WHAT TO DO
Quote the whole listing verbatim.
[START RECORDS FOR THIS TASK]
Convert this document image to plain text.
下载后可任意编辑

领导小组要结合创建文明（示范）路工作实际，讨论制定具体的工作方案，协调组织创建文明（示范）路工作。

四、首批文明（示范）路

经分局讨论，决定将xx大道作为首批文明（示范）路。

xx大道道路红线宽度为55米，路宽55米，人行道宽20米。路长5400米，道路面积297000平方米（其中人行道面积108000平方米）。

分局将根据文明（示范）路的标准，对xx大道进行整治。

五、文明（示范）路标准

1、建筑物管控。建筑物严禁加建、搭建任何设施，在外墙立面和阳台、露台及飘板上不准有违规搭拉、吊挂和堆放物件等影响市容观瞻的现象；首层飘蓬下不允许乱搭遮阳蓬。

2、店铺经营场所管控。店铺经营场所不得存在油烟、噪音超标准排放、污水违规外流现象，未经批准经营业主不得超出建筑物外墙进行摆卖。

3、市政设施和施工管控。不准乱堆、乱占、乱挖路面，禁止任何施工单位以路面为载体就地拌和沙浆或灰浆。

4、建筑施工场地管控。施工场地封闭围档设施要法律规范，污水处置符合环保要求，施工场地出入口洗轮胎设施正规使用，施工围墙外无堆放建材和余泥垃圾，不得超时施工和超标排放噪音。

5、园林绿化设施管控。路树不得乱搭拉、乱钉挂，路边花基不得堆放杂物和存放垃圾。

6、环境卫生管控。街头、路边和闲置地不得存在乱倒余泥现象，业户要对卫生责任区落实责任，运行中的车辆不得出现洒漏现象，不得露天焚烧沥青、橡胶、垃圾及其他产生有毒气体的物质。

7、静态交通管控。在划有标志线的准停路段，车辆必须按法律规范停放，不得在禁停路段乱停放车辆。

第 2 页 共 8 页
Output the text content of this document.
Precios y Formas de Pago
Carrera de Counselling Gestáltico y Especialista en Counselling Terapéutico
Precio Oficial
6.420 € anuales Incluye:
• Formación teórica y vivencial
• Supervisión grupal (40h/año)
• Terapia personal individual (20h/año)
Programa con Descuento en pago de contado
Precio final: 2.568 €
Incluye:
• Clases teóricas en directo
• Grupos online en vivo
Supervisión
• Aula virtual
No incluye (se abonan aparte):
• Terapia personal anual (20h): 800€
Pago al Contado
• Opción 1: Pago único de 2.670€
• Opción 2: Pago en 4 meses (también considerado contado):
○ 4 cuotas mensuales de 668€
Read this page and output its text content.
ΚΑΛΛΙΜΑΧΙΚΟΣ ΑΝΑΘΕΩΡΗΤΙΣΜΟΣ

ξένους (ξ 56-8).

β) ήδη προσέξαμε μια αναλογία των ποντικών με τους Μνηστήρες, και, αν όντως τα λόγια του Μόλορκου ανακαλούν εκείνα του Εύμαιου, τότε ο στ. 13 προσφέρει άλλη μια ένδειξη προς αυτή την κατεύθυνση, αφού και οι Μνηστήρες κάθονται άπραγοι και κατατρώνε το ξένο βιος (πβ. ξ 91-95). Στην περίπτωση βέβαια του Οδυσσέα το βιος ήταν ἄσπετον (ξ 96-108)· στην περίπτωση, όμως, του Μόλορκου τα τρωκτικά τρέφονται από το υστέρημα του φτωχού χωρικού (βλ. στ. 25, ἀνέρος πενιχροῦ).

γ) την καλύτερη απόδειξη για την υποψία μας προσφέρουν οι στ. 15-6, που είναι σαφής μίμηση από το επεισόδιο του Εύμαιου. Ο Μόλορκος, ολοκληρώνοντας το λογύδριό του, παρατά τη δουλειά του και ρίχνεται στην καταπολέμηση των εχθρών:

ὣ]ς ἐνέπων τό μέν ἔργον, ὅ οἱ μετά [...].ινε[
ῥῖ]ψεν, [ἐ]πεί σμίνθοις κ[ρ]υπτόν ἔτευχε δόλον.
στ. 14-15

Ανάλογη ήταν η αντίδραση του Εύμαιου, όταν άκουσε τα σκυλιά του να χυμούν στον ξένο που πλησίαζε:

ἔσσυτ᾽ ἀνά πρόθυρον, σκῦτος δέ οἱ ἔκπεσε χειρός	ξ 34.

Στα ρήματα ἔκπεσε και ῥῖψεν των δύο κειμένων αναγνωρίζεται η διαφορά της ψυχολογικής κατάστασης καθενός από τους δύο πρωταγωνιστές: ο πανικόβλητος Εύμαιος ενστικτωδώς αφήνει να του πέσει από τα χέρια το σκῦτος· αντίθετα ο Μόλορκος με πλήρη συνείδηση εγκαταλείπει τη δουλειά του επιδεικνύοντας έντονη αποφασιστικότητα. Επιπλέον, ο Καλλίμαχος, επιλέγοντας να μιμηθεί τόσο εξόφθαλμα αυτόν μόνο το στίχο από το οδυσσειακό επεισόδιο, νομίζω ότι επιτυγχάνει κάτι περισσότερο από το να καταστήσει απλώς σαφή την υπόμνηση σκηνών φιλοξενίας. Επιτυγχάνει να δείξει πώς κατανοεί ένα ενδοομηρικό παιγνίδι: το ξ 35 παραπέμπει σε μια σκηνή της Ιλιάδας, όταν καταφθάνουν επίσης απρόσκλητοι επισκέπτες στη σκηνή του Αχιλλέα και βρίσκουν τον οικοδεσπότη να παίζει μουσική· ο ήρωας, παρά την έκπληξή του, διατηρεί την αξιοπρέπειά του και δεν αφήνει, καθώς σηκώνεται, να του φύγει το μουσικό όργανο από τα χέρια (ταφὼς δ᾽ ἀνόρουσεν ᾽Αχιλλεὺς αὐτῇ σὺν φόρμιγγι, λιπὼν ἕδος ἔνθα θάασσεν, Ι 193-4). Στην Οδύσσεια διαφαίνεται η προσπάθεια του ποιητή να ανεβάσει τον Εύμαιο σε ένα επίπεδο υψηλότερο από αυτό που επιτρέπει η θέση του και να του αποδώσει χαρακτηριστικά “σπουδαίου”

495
[END RECORDS FOR THIS TASK]
CORRECT RESULT
Convert this document image to plain text.
下载后可任意编辑

领导小组要结合创建文明（示范）路工作实际，讨论制定具体的工作方案，协调组织创建文明（示范）路工作。

四、首批文明（示范）路

经分局讨论，决定将xx大道作为首批文明（示范）路。

xx大道道路红线宽度为55米，路宽55米，人行道宽20米。路长5400米，道路面积297000平方米（其中人行道面积108000平方米）。

分局将根据文明（示范）路的标准，对xx大道进行整治。

五、文明（示范）路标准

1、建筑物管控。建筑物严禁加建、搭建任何设施，在外墙立面和阳台、露台及飘板上不准有违规搭拉、吊挂和堆放物件等影响市容观瞻的现象；首层飘蓬下不允许乱搭遮阳蓬。

2、店铺经营场所管控。店铺经营场所不得存在油烟、噪音超标准排放、污水违规外流现象，未经批准经营业主不得超出建筑物外墙进行摆卖。

3、市政设施和施工管控。不准乱堆、乱占、乱挖路面，禁止任何施工单位以路面为载体就地拌和沙浆或灰浆。

4、建筑施工场地管控。施工场地封闭围档设施要法律规范，污水处置符合环保要求，施工场地出入口洗轮胎设施正规使用，施工围墙外无堆放建材和余泥垃圾，不得超时施工和超标排放噪音。

5、园林绿化设施管控。路树不得乱搭拉、乱钉挂，路边花基不得堆放杂物和存放垃圾。

6、环境卫生管控。街头、路边和闲置地不得存在乱倒余泥现象，业户要对卫生责任区落实责任，运行中的车辆不得出现洒漏现象，不得露天焚烧沥青、橡胶、垃圾及其他产生有毒气体的物质。

7、静态交通管控。在划有标志线的准停路段，车辆必须按法律规范停放，不得在禁停路段乱停放车辆。

第 2 页 共 8 页
Output the text content of this document.
Precios y Formas de Pago
Carrera de Counselling Gestáltico y Especialista en Counselling Terapéutico
Precio Oficial
6.420 € anuales Incluye:
• Formación teórica y vivencial
• Supervisión grupal (40h/año)
• Terapia personal individual (20h/año)
Programa con Descuento en pago de contado
Precio final: 2.568 €
Incluye:
• Clases teóricas en directo
• Grupos online en vivo
Supervisión
• Aula virtual
No incluye (se abonan aparte):
• Terapia personal anual (20h): 800€
Pago al Contado
• Opción 1: Pago único de 2.670€
• Opción 2: Pago en 4 meses (también considerado contado):
○ 4 cuotas mensuales de 668€
Read this page and output its text content.
ΚΑΛΛΙΜΑΧΙΚΟΣ ΑΝΑΘΕΩΡΗΤΙΣΜΟΣ

ξένους (ξ 56-8).

β) ήδη προσέξαμε μια αναλογία των ποντικών με τους Μνηστήρες, και, αν όντως τα λόγια του Μόλορκου ανακαλούν εκείνα του Εύμαιου, τότε ο στ. 13 προσφέρει άλλη μια ένδειξη προς αυτή την κατεύθυνση, αφού και οι Μνηστήρες κάθονται άπραγοι και κατατρώνε το ξένο βιος (πβ. ξ 91-95). Στην περίπτωση βέβαια του Οδυσσέα το βιος ήταν ἄσπετον (ξ 96-108)· στην περίπτωση, όμως, του Μόλορκου τα τρωκτικά τρέφονται από το υστέρημα του φτωχού χωρικού (βλ. στ. 25, ἀνέρος πενιχροῦ).

γ) την καλύτερη απόδειξη για την υποψία μας προσφέρουν οι στ. 15-6, που είναι σαφής μίμηση από το επεισόδιο του Εύμαιου. Ο Μόλορκος, ολοκληρώνοντας το λογύδριό του, παρατά τη δουλειά του και ρίχνεται στην καταπολέμηση των εχθρών:

ὣ]ς ἐνέπων τό μέν ἔργον, ὅ οἱ μετά [...].ινε[
ῥῖ]ψεν, [ἐ]πεί σμίνθοις κ[ρ]υπτόν ἔτευχε δόλον.
στ. 14-15

Ανάλογη ήταν η αντίδραση του Εύμαιου, όταν άκουσε τα σκυλιά του να χυμούν στον ξένο που πλησίαζε:

ἔσσυτ᾽ ἀνά πρόθυρον, σκῦτος δέ οἱ ἔκπεσε χειρός	ξ 34.

Στα ρήματα ἔκπεσε και ῥῖψεν των δύο κειμένων αναγνωρίζεται η διαφορά της ψυχολογικής κατάστασης καθενός από τους δύο πρωταγωνιστές: ο πανικόβλητος Εύμαιος ενστικτωδώς αφήνει να του πέσει από τα χέρια το σκῦτος· αντίθετα ο Μόλορκος με πλήρη συνείδηση εγκαταλείπει τη δουλειά του επιδεικνύοντας έντονη αποφασιστικότητα. Επιπλέον, ο Καλλίμαχος, επιλέγοντας να μιμηθεί τόσο εξόφθαλμα αυτόν μόνο το στίχο από το οδυσσειακό επεισόδιο, νομίζω ότι επιτυγχάνει κάτι περισσότερο από το να καταστήσει απλώς σαφή την υπόμνηση σκηνών φιλοξενίας. Επιτυγχάνει να δείξει πώς κατανοεί ένα ενδοομηρικό παιγνίδι: το ξ 35 παραπέμπει σε μια σκηνή της Ιλιάδας, όταν καταφθάνουν επίσης απρόσκλητοι επισκέπτες στη σκηνή του Αχιλλέα και βρίσκουν τον οικοδεσπότη να παίζει μουσική· ο ήρωας, παρά την έκπληξή του, διατηρεί την αξιοπρέπειά του και δεν αφήνει, καθώς σηκώνεται, να του φύγει το μουσικό όργανο από τα χέρια (ταφὼς δ᾽ ἀνόρουσεν ᾽Αχιλλεὺς αὐτῇ σὺν φόρμιγγι, λιπὼν ἕδος ἔνθα θάασσεν, Ι 193-4). Στην Οδύσσεια διαφαίνεται η προσπάθεια του ποιητή να ανεβάσει τον Εύμαιο σε ένα επίπεδο υψηλότερο από αυτό που επιτρέπει η θέση του και να του αποδώσει χαρακτηριστικά “σπουδαίου”

495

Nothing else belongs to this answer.